_Stated exercise_:
In the records that follow, show each line where the word "name" is present.

[Figure record extracts]
★ ★ ★ ★ ★

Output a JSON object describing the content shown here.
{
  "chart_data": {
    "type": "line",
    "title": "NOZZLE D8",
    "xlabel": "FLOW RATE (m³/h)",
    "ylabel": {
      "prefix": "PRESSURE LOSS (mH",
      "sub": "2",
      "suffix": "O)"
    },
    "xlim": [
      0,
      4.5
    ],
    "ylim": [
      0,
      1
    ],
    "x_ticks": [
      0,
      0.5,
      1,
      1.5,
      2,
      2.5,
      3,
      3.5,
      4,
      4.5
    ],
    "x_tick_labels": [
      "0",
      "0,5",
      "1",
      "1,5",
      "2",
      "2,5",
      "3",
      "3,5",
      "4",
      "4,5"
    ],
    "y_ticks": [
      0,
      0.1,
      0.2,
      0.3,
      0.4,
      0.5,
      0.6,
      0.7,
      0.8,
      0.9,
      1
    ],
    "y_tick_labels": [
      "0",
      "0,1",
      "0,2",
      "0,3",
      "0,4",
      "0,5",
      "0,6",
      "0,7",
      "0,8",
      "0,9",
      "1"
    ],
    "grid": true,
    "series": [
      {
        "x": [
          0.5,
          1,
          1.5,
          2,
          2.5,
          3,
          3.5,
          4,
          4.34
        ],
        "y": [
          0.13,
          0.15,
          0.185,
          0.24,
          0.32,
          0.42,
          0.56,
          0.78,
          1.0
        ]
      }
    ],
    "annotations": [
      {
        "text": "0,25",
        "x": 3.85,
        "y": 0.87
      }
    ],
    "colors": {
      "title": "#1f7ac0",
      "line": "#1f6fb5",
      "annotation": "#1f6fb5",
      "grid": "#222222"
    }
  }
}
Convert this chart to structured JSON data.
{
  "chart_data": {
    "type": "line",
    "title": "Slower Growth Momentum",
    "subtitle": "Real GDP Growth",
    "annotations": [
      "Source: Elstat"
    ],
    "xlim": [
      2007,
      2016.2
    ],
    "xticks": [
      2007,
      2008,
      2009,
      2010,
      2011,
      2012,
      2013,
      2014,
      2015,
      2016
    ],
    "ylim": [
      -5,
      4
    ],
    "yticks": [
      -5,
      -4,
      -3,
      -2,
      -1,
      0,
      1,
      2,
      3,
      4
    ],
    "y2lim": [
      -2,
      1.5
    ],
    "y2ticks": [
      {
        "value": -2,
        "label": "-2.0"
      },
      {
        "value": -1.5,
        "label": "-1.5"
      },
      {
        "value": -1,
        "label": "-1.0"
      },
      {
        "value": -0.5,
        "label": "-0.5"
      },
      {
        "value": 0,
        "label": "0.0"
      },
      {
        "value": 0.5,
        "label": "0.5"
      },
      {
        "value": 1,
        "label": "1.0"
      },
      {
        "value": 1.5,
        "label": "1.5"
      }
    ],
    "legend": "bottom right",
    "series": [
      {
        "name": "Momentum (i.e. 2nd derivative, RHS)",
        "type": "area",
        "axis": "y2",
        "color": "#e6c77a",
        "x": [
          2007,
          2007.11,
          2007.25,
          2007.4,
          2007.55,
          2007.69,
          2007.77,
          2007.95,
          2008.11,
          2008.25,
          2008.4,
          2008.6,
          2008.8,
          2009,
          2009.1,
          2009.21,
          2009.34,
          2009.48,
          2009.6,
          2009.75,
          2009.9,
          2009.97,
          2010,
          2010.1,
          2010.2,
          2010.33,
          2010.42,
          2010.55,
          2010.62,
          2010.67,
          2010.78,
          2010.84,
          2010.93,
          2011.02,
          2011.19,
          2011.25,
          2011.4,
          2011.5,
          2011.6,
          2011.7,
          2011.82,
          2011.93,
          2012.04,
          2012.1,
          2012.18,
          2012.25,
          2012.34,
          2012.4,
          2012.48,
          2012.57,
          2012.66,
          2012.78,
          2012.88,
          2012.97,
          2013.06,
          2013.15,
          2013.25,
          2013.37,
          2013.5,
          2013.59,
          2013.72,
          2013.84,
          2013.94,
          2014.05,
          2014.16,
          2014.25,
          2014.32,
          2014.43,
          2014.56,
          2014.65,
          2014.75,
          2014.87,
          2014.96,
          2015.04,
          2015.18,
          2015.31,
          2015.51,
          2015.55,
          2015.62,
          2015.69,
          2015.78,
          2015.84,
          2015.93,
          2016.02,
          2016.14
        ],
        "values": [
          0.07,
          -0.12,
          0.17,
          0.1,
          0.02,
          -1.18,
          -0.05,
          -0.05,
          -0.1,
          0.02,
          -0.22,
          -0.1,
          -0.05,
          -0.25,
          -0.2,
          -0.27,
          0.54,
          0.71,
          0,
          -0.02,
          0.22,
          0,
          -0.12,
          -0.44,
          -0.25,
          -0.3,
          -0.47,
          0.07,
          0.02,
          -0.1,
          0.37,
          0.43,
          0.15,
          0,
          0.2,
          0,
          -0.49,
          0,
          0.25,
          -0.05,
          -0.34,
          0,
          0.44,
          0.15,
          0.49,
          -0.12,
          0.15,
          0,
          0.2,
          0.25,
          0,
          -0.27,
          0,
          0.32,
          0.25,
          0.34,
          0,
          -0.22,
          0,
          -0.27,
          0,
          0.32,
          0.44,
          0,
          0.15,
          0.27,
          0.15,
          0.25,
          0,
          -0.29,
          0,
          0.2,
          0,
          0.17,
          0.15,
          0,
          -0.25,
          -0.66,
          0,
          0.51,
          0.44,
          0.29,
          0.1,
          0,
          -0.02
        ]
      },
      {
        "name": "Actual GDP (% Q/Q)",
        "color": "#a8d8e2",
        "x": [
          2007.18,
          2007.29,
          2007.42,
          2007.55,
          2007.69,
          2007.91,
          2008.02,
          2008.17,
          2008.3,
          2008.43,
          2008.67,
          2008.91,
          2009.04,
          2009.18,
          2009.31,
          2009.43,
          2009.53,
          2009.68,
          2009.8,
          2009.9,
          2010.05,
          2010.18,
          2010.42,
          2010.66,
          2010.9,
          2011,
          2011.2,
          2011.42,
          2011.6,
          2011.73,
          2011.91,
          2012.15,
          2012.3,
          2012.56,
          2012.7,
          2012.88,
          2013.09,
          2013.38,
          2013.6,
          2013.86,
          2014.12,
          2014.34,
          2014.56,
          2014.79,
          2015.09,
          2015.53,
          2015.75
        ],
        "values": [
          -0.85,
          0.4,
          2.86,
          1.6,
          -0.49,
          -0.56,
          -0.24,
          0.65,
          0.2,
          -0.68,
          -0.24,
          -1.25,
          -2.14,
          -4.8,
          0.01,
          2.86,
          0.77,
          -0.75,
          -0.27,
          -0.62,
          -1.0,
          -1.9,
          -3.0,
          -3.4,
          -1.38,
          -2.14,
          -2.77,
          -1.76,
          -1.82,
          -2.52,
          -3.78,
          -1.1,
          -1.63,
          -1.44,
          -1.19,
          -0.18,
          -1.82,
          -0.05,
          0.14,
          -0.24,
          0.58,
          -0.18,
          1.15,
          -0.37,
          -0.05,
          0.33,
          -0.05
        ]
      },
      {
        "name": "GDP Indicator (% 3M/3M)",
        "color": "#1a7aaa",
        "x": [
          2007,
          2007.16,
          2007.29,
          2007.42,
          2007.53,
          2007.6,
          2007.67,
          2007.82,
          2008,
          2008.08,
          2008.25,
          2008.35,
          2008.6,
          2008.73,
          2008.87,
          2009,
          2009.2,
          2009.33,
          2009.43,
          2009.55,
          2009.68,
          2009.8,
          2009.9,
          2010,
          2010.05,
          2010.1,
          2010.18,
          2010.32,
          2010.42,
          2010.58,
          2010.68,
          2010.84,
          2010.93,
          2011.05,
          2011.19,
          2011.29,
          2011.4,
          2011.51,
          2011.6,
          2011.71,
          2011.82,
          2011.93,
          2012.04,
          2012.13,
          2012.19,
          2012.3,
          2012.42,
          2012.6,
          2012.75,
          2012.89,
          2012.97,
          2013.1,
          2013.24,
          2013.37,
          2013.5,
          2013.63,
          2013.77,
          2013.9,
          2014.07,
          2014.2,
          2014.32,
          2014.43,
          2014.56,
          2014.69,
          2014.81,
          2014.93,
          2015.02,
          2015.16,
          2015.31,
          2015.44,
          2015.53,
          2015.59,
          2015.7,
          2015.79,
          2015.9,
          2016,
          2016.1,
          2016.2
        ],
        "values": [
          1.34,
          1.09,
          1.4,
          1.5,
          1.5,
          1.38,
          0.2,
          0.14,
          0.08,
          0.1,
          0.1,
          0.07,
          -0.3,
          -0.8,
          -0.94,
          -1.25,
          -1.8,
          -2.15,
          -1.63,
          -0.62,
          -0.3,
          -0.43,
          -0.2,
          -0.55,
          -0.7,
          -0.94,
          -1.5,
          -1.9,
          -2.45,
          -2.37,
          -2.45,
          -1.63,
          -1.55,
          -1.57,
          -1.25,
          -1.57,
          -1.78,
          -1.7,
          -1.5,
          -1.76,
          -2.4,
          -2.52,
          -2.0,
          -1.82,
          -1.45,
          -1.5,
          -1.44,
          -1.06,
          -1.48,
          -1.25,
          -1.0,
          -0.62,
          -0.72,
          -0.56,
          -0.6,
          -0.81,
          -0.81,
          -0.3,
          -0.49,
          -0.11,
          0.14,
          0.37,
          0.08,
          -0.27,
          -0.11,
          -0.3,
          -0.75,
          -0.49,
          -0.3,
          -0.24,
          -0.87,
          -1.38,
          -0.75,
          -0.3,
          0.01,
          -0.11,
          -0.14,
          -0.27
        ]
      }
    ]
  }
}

★ ★ ★ ★ ★

_Solution for this task_:
        "name": "Momentum (i.e. 2nd derivative, RHS)",
        "name": "Actual GDP (% Q/Q)",
        "name": "GDP Indicator (% 3M/3M)",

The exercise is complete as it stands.